• _What you need to do_
Without altering anything, repeat each of the records.

• _Input_
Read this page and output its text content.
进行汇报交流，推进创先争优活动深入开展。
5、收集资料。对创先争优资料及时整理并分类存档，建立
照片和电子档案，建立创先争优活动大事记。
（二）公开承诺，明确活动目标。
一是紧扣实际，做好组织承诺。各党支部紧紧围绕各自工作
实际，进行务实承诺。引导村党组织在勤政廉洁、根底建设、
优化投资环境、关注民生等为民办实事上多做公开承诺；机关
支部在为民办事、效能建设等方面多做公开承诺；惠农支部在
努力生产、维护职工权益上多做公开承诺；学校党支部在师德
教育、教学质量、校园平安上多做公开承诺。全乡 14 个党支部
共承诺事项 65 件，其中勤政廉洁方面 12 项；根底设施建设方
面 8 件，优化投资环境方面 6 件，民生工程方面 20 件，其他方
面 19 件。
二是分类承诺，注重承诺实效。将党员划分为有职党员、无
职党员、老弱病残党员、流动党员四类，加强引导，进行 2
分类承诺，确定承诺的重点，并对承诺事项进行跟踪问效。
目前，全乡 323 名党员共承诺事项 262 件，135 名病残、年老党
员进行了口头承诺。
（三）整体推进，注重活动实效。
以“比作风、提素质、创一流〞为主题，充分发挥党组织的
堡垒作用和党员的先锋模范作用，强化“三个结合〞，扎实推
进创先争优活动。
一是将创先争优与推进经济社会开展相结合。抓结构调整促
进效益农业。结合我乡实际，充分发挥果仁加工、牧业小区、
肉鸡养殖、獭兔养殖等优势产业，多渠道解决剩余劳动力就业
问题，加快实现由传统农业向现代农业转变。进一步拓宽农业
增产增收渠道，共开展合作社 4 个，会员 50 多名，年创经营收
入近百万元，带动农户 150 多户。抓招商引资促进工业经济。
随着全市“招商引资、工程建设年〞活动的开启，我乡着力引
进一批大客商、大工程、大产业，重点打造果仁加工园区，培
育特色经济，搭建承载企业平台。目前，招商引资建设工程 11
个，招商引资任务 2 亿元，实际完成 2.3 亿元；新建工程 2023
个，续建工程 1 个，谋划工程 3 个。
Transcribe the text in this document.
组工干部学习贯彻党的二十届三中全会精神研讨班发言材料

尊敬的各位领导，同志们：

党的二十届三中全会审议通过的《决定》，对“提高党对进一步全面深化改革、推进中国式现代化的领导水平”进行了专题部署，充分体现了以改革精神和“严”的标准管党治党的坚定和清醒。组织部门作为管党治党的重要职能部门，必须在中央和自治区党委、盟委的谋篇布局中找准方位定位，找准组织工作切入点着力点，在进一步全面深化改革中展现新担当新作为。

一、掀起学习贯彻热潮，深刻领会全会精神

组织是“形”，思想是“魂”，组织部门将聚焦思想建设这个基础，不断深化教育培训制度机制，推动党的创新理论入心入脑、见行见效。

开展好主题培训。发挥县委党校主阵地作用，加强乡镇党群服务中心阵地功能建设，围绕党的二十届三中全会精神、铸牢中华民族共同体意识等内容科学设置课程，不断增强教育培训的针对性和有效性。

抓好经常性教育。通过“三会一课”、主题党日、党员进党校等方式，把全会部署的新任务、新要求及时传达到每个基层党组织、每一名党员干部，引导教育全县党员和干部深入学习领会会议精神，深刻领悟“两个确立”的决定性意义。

• _Reply to the exercise_
Read this page and output its text content.
进行汇报交流，推进创先争优活动深入开展。
5、收集资料。对创先争优资料及时整理并分类存档，建立
照片和电子档案，建立创先争优活动大事记。
（二）公开承诺，明确活动目标。
一是紧扣实际，做好组织承诺。各党支部紧紧围绕各自工作
实际，进行务实承诺。引导村党组织在勤政廉洁、根底建设、
优化投资环境、关注民生等为民办实事上多做公开承诺；机关
支部在为民办事、效能建设等方面多做公开承诺；惠农支部在
努力生产、维护职工权益上多做公开承诺；学校党支部在师德
教育、教学质量、校园平安上多做公开承诺。全乡 14 个党支部
共承诺事项 65 件，其中勤政廉洁方面 12 项；根底设施建设方
面 8 件，优化投资环境方面 6 件，民生工程方面 20 件，其他方
面 19 件。
二是分类承诺，注重承诺实效。将党员划分为有职党员、无
职党员、老弱病残党员、流动党员四类，加强引导，进行 2
分类承诺，确定承诺的重点，并对承诺事项进行跟踪问效。
目前，全乡 323 名党员共承诺事项 262 件，135 名病残、年老党
员进行了口头承诺。
（三）整体推进，注重活动实效。
以“比作风、提素质、创一流〞为主题，充分发挥党组织的
堡垒作用和党员的先锋模范作用，强化“三个结合〞，扎实推
进创先争优活动。
一是将创先争优与推进经济社会开展相结合。抓结构调整促
进效益农业。结合我乡实际，充分发挥果仁加工、牧业小区、
肉鸡养殖、獭兔养殖等优势产业，多渠道解决剩余劳动力就业
问题，加快实现由传统农业向现代农业转变。进一步拓宽农业
增产增收渠道，共开展合作社 4 个，会员 50 多名，年创经营收
入近百万元，带动农户 150 多户。抓招商引资促进工业经济。
随着全市“招商引资、工程建设年〞活动的开启，我乡着力引
进一批大客商、大工程、大产业，重点打造果仁加工园区，培
育特色经济，搭建承载企业平台。目前，招商引资建设工程 11
个，招商引资任务 2 亿元，实际完成 2.3 亿元；新建工程 2023
个，续建工程 1 个，谋划工程 3 个。
Transcribe the text in this document.
组工干部学习贯彻党的二十届三中全会精神研讨班发言材料

尊敬的各位领导，同志们：

党的二十届三中全会审议通过的《决定》，对“提高党对进一步全面深化改革、推进中国式现代化的领导水平”进行了专题部署，充分体现了以改革精神和“严”的标准管党治党的坚定和清醒。组织部门作为管党治党的重要职能部门，必须在中央和自治区党委、盟委的谋篇布局中找准方位定位，找准组织工作切入点着力点，在进一步全面深化改革中展现新担当新作为。

一、掀起学习贯彻热潮，深刻领会全会精神

组织是“形”，思想是“魂”，组织部门将聚焦思想建设这个基础，不断深化教育培训制度机制，推动党的创新理论入心入脑、见行见效。

开展好主题培训。发挥县委党校主阵地作用，加强乡镇党群服务中心阵地功能建设，围绕党的二十届三中全会精神、铸牢中华民族共同体意识等内容科学设置课程，不断增强教育培训的针对性和有效性。

抓好经常性教育。通过“三会一课”、主题党日、党员进党校等方式，把全会部署的新任务、新要求及时传达到每个基层党组织、每一名党员干部，引导教育全县党员和干部深入学习领会会议精神，深刻领悟“两个确立”的决定性意义。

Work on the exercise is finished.